>> START Given data

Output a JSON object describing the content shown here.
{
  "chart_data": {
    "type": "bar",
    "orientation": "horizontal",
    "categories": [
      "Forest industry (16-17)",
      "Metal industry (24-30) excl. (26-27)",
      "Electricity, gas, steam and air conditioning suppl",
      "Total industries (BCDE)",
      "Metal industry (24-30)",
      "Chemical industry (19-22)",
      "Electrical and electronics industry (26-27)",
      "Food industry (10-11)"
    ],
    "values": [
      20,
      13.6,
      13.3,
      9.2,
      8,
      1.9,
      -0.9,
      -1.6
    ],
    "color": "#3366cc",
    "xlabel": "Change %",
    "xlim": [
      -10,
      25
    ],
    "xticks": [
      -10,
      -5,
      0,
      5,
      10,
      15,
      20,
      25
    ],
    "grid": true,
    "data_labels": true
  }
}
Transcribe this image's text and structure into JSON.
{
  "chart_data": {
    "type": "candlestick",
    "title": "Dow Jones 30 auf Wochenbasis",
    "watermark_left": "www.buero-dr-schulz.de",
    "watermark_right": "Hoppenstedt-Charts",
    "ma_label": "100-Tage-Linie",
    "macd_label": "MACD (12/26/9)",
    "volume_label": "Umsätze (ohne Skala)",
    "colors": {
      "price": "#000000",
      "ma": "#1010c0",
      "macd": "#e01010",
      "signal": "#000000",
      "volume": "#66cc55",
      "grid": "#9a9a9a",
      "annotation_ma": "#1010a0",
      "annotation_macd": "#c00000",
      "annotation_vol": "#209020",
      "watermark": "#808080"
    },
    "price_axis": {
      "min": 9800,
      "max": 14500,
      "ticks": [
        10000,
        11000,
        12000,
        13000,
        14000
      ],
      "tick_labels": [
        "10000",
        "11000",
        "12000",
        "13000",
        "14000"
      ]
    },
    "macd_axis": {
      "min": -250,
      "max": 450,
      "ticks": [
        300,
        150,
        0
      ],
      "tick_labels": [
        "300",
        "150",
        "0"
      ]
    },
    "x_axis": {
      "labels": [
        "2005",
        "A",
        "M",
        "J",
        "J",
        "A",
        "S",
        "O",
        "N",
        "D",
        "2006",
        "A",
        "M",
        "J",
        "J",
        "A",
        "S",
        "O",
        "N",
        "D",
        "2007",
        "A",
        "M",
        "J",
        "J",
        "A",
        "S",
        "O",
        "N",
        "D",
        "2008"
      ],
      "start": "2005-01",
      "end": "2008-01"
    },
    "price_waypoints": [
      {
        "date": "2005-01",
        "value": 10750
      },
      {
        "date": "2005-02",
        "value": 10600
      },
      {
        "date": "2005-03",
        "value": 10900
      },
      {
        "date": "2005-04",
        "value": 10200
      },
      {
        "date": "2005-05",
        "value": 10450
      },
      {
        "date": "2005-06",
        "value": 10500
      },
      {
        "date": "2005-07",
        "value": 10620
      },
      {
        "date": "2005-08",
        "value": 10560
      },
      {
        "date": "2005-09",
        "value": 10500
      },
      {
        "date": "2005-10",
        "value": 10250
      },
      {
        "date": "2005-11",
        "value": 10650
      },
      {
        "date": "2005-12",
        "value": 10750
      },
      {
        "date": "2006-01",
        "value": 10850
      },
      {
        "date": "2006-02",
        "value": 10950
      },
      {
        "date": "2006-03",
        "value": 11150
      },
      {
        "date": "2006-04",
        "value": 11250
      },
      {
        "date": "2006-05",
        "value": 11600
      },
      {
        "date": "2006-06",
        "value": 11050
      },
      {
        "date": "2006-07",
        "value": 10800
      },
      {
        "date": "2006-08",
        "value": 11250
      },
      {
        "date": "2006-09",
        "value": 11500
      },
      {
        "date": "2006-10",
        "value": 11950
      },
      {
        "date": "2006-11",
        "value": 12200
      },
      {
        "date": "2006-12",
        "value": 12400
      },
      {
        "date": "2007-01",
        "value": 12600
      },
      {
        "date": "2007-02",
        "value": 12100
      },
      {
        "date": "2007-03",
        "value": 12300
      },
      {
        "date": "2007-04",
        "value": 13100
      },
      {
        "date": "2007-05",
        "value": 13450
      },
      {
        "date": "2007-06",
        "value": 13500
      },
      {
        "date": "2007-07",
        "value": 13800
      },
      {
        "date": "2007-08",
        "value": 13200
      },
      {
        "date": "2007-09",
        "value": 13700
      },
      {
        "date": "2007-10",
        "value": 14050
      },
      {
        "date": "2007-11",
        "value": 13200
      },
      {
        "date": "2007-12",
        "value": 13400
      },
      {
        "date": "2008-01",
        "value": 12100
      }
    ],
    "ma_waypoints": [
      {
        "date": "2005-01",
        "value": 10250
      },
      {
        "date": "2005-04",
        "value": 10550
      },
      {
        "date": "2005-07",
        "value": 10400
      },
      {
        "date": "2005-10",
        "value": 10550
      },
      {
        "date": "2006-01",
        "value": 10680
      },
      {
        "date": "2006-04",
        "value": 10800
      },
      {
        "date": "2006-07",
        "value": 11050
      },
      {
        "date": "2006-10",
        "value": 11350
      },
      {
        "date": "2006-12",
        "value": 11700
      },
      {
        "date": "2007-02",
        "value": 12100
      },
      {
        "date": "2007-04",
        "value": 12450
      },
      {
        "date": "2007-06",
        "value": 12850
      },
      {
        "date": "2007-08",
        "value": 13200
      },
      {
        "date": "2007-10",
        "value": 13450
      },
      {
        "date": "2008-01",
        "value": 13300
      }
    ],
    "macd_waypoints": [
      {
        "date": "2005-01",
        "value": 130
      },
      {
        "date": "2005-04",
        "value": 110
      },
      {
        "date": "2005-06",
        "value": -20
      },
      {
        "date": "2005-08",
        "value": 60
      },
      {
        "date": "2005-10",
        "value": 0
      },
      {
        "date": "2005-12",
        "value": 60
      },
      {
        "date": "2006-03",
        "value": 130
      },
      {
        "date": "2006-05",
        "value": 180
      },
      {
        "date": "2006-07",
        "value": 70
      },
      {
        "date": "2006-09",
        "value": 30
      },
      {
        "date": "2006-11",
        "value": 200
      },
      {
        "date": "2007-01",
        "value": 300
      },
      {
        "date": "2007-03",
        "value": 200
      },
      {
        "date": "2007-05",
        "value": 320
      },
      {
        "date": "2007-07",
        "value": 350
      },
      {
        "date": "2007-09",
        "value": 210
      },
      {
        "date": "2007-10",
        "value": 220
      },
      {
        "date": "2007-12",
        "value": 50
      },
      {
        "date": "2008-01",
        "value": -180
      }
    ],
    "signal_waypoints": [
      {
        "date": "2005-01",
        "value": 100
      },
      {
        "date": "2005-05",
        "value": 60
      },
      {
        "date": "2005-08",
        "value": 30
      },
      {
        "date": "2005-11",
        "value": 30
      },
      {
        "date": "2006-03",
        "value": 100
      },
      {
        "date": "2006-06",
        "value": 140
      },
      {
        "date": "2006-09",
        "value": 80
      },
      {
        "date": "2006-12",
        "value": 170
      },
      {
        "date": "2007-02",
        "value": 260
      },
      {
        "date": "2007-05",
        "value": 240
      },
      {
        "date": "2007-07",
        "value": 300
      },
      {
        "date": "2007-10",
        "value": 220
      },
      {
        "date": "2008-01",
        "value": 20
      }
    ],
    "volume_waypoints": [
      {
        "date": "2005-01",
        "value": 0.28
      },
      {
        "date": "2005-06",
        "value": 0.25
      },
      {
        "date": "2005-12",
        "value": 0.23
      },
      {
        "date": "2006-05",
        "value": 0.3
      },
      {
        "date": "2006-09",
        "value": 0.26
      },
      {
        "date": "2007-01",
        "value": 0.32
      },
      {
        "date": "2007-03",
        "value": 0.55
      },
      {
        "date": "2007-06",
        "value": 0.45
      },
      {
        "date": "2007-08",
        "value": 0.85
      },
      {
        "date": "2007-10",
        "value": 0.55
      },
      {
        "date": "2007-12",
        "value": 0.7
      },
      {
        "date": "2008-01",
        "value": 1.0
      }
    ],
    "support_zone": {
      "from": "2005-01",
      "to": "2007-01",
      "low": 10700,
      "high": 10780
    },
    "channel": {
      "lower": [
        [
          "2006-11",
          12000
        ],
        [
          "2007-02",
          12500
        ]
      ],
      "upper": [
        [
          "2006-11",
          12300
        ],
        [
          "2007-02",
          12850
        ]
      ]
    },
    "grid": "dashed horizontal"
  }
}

>> END Given data

Pull every line containing "horizontal" out of the data above.

    "orientation": "horizontal",
    "grid": "dashed horizontal"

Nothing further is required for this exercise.